══ Material provided ══

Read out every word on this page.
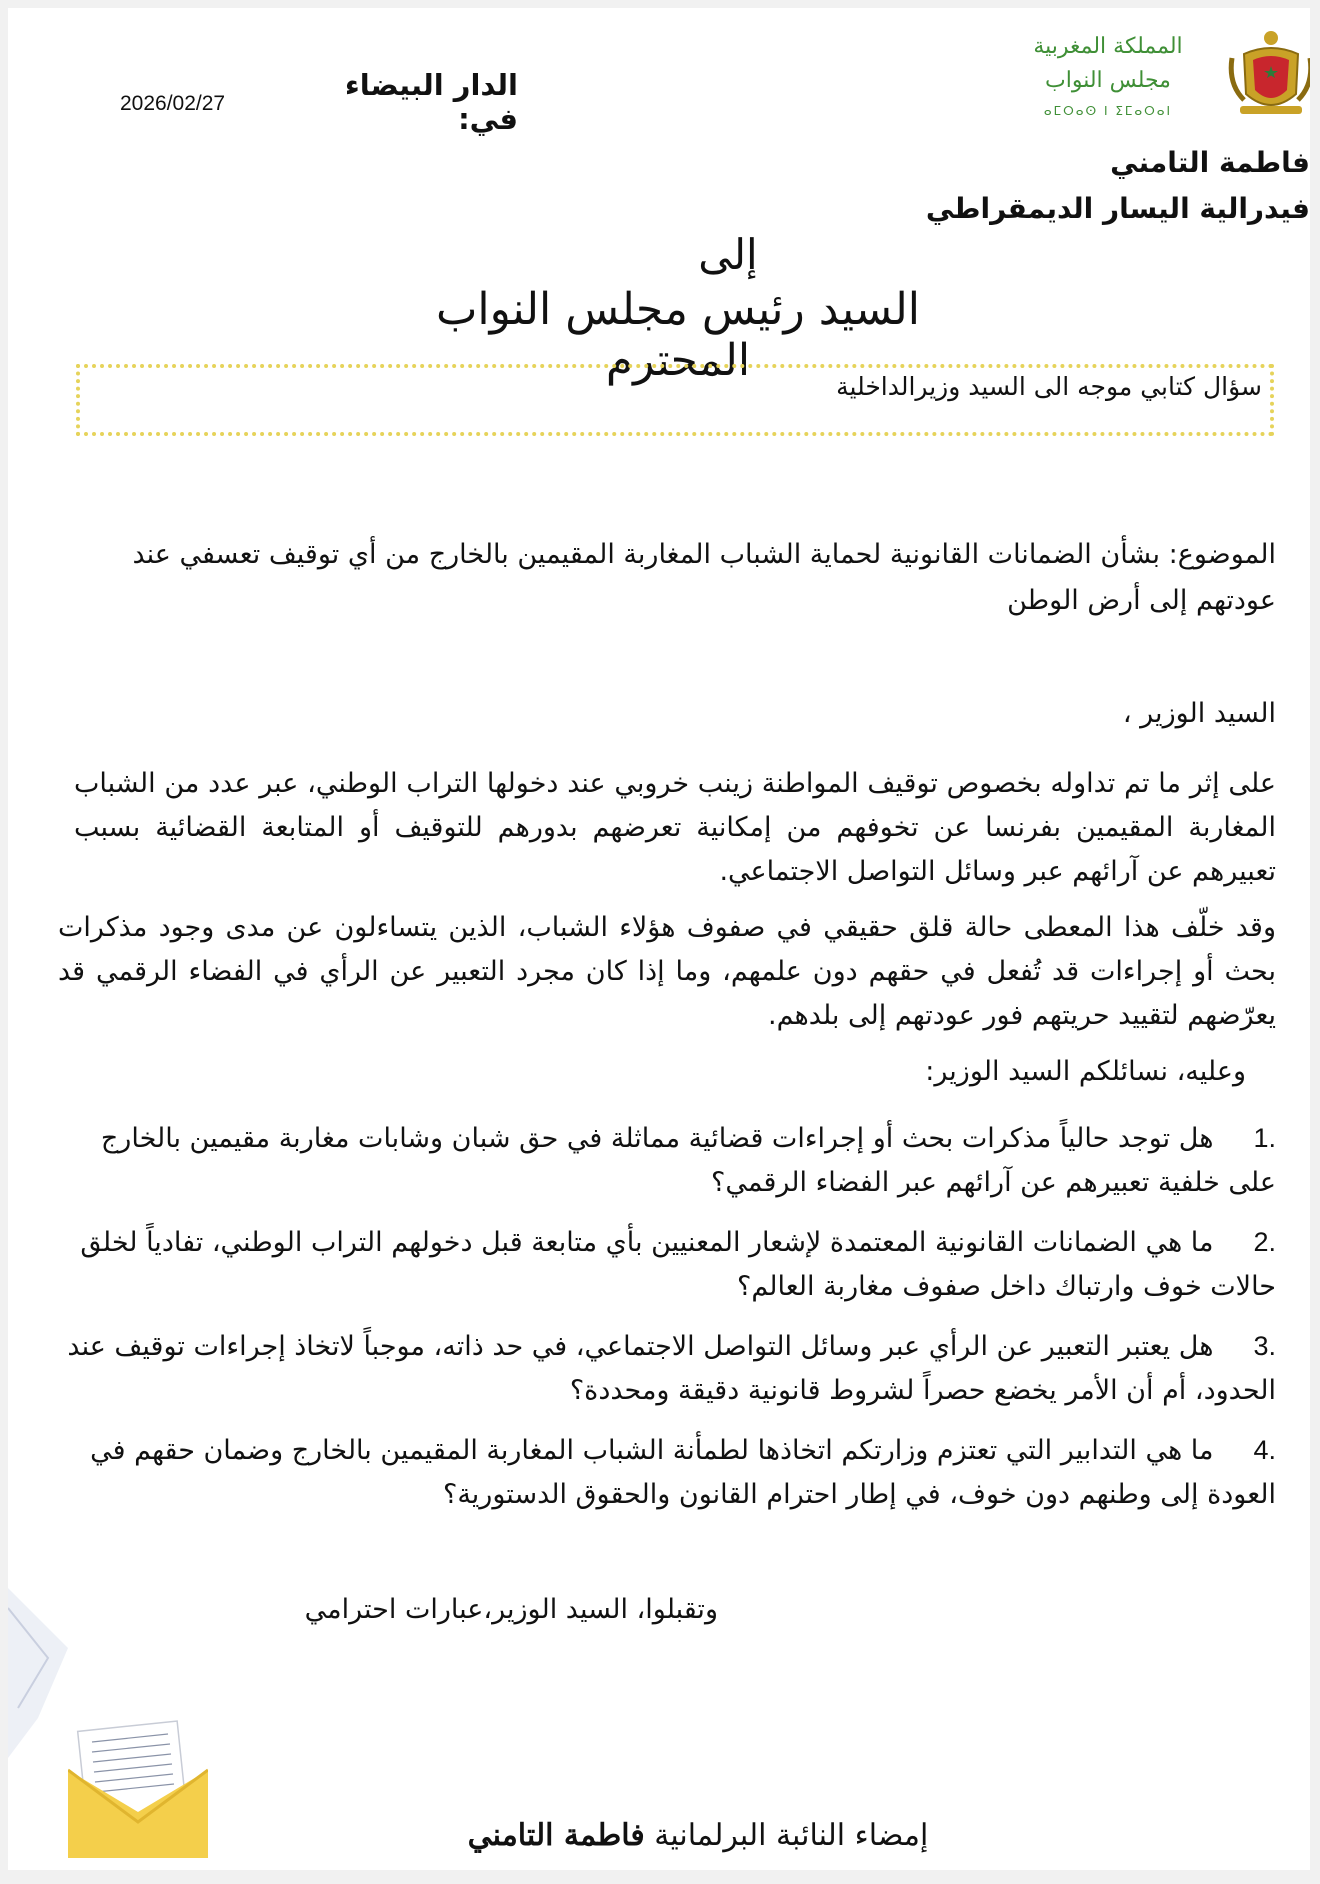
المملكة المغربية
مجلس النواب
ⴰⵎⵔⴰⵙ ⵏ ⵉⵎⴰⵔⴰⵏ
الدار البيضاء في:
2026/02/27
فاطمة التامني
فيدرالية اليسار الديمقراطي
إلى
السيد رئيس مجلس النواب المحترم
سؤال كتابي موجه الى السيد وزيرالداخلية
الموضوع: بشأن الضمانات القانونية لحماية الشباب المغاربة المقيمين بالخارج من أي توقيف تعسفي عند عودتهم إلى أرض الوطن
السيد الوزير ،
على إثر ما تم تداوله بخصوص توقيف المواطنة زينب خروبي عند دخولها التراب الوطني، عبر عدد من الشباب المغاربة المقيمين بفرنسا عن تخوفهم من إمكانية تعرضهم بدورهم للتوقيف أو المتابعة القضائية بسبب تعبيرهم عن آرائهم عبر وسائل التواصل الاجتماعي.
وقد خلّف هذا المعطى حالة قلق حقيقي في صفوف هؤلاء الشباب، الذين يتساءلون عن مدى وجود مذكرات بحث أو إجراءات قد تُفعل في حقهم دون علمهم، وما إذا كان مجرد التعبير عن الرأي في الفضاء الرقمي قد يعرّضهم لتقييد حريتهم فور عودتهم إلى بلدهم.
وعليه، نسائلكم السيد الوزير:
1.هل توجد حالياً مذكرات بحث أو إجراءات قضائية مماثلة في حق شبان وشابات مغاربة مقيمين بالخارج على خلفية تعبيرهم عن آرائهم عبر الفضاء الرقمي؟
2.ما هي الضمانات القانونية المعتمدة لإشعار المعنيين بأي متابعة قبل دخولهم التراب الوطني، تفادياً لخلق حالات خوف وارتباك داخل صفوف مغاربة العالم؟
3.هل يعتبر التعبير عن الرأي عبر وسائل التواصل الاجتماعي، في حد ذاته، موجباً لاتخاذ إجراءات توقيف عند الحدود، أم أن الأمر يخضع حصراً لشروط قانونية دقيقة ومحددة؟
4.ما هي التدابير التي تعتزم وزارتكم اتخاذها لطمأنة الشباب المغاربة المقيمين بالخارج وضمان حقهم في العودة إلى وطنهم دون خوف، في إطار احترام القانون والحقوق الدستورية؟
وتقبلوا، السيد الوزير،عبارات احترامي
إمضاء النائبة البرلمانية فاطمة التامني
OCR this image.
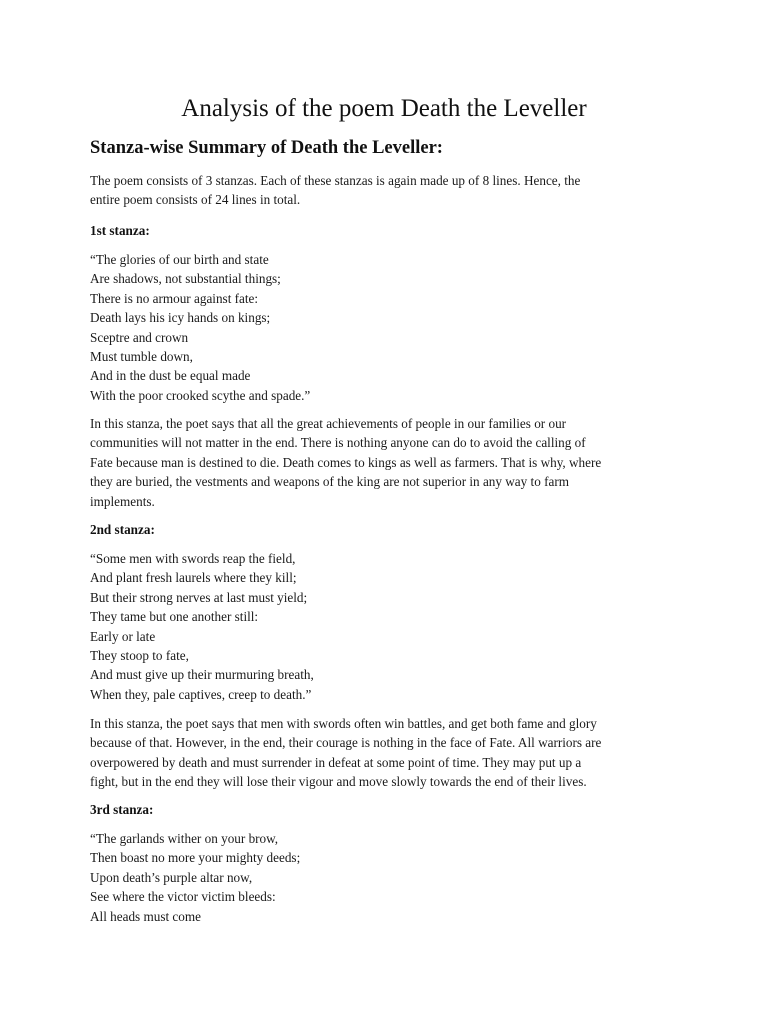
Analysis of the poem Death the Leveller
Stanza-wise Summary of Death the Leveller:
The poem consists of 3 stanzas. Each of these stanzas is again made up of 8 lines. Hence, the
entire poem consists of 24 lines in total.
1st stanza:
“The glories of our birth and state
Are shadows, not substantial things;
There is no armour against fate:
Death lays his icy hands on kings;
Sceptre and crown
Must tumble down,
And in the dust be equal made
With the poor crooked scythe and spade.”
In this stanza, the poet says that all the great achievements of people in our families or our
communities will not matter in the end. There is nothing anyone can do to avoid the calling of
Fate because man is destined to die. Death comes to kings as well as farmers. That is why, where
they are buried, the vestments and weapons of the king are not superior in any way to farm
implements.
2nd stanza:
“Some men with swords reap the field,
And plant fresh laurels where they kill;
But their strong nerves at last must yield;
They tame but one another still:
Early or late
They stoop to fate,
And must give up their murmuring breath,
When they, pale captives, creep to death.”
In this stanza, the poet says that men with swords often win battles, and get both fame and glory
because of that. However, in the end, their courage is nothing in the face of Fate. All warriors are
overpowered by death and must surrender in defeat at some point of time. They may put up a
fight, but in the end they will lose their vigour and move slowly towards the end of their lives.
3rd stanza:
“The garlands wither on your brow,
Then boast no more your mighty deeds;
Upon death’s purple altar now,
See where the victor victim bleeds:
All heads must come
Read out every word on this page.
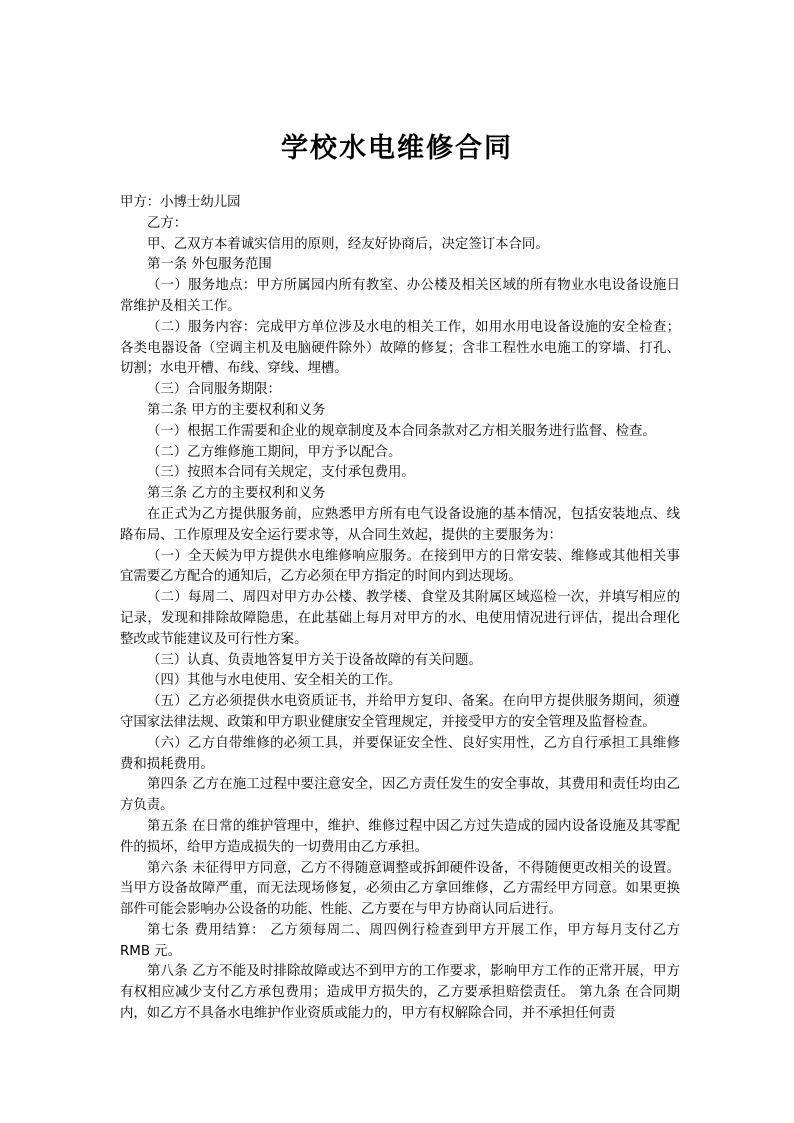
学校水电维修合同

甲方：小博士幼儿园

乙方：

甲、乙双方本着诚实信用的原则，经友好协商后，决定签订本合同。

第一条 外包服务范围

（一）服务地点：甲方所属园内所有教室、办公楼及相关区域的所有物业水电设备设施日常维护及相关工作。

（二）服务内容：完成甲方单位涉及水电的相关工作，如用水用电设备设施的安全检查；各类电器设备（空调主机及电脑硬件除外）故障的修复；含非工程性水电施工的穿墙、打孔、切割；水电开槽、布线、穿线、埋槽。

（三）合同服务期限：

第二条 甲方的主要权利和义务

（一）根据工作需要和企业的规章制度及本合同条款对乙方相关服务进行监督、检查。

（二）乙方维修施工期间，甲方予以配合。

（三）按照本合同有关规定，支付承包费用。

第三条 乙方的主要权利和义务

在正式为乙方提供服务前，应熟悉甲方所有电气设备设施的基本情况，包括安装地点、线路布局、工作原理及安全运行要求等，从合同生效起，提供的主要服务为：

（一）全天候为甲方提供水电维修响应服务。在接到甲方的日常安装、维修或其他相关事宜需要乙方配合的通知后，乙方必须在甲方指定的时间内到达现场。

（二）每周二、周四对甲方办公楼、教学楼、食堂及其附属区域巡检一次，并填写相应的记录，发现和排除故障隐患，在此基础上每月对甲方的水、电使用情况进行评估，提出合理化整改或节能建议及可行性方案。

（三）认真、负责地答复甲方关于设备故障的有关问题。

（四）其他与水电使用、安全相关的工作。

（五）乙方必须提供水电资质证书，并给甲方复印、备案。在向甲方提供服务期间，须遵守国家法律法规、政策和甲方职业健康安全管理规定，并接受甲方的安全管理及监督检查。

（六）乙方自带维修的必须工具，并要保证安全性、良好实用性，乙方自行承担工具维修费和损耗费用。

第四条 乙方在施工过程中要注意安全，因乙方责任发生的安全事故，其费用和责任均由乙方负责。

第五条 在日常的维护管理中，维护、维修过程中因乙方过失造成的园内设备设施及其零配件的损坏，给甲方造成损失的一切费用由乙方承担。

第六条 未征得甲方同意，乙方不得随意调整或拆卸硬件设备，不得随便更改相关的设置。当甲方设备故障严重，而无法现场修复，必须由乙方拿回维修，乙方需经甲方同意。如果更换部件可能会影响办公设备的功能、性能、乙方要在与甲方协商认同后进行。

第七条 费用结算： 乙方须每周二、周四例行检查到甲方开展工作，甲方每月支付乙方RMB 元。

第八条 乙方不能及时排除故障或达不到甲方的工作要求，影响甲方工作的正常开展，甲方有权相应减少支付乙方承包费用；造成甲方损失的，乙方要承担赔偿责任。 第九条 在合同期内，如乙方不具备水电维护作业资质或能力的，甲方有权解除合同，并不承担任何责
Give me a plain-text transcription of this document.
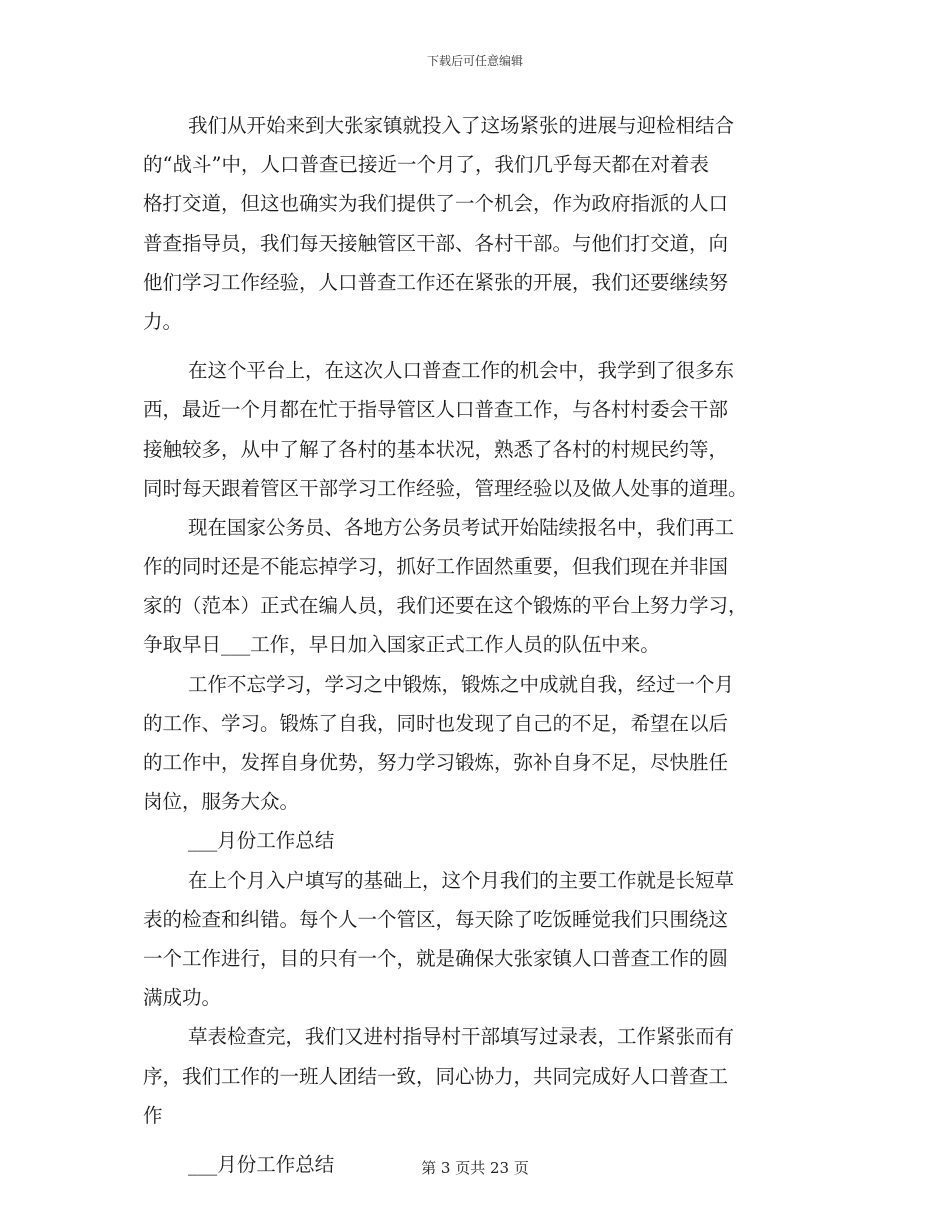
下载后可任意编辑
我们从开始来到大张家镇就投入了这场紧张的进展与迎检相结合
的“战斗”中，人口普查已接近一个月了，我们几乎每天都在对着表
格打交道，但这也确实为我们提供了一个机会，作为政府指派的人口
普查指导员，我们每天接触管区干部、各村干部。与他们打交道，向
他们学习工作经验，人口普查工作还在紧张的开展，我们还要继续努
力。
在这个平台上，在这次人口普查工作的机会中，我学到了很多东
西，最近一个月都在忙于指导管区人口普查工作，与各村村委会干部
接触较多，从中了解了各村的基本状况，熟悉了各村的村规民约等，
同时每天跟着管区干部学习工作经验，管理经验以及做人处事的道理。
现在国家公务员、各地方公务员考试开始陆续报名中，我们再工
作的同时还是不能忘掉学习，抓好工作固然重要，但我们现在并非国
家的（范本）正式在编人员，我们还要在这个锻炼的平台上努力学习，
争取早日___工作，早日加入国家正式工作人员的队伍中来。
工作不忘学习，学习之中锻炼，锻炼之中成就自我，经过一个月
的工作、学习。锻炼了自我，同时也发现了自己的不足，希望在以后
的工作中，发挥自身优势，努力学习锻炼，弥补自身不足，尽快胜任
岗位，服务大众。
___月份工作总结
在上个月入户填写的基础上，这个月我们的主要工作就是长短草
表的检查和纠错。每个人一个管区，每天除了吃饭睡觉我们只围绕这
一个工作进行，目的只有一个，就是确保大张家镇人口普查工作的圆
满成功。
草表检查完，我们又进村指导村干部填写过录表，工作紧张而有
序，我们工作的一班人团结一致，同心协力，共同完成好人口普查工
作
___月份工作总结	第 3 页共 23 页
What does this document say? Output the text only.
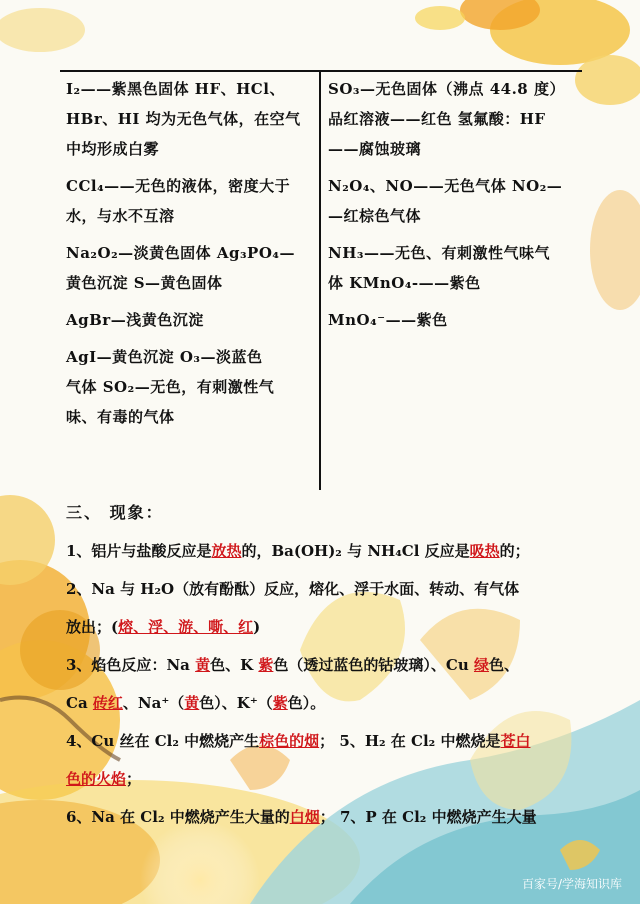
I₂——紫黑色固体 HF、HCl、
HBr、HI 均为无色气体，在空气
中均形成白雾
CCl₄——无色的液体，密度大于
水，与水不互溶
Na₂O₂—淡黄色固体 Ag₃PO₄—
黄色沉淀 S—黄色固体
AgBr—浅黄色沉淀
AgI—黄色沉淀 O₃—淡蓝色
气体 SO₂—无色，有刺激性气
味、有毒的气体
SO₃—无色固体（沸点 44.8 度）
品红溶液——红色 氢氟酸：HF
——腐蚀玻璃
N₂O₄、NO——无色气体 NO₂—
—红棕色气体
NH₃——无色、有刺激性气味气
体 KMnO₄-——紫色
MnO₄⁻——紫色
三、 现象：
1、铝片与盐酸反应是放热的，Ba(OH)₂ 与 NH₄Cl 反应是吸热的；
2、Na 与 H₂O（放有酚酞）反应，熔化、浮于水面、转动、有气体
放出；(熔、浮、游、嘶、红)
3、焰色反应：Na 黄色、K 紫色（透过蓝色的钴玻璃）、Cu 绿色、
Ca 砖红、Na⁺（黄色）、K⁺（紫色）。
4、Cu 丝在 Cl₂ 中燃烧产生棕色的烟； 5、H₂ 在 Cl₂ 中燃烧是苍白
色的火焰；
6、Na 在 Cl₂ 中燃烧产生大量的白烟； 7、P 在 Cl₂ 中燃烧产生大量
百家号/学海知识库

═══

Exclude all pictures and reproduce verbatim the lines running from the line that contains "Give me a plain-text" to the end of the data above, both ends included.

● **Response to this task**:
Give me a plain-text transcription of this document.
下载后可任意编辑
我们从开始来到大张家镇就投入了这场紧张的进展与迎检相结合
的“战斗”中，人口普查已接近一个月了，我们几乎每天都在对着表
格打交道，但这也确实为我们提供了一个机会，作为政府指派的人口
普查指导员，我们每天接触管区干部、各村干部。与他们打交道，向
他们学习工作经验，人口普查工作还在紧张的开展，我们还要继续努
力。
在这个平台上，在这次人口普查工作的机会中，我学到了很多东
西，最近一个月都在忙于指导管区人口普查工作，与各村村委会干部
接触较多，从中了解了各村的基本状况，熟悉了各村的村规民约等，
同时每天跟着管区干部学习工作经验，管理经验以及做人处事的道理。
现在国家公务员、各地方公务员考试开始陆续报名中，我们再工
作的同时还是不能忘掉学习，抓好工作固然重要，但我们现在并非国
家的（范本）正式在编人员，我们还要在这个锻炼的平台上努力学习，
争取早日___工作，早日加入国家正式工作人员的队伍中来。
工作不忘学习，学习之中锻炼，锻炼之中成就自我，经过一个月
的工作、学习。锻炼了自我，同时也发现了自己的不足，希望在以后
的工作中，发挥自身优势，努力学习锻炼，弥补自身不足，尽快胜任
岗位，服务大众。
___月份工作总结
在上个月入户填写的基础上，这个月我们的主要工作就是长短草
表的检查和纠错。每个人一个管区，每天除了吃饭睡觉我们只围绕这
一个工作进行，目的只有一个，就是确保大张家镇人口普查工作的圆
满成功。
草表检查完，我们又进村指导村干部填写过录表，工作紧张而有
序，我们工作的一班人团结一致，同心协力，共同完成好人口普查工
作
___月份工作总结	第 3 页共 23 页
What does this document say? Output the text only.
I₂——紫黑色固体 HF、HCl、
HBr、HI 均为无色气体，在空气
中均形成白雾
CCl₄——无色的液体，密度大于
水，与水不互溶
Na₂O₂—淡黄色固体 Ag₃PO₄—
黄色沉淀 S—黄色固体
AgBr—浅黄色沉淀
AgI—黄色沉淀 O₃—淡蓝色
气体 SO₂—无色，有刺激性气
味、有毒的气体
SO₃—无色固体（沸点 44.8 度）
品红溶液——红色 氢氟酸：HF
——腐蚀玻璃
N₂O₄、NO——无色气体 NO₂—
—红棕色气体
NH₃——无色、有刺激性气味气
体 KMnO₄-——紫色
MnO₄⁻——紫色
三、 现象：
1、铝片与盐酸反应是放热的，Ba(OH)₂ 与 NH₄Cl 反应是吸热的；
2、Na 与 H₂O（放有酚酞）反应，熔化、浮于水面、转动、有气体
放出；(熔、浮、游、嘶、红)
3、焰色反应：Na 黄色、K 紫色（透过蓝色的钴玻璃）、Cu 绿色、
Ca 砖红、Na⁺（黄色）、K⁺（紫色）。
4、Cu 丝在 Cl₂ 中燃烧产生棕色的烟； 5、H₂ 在 Cl₂ 中燃烧是苍白
色的火焰；
6、Na 在 Cl₂ 中燃烧产生大量的白烟； 7、P 在 Cl₂ 中燃烧产生大量
百家号/学海知识库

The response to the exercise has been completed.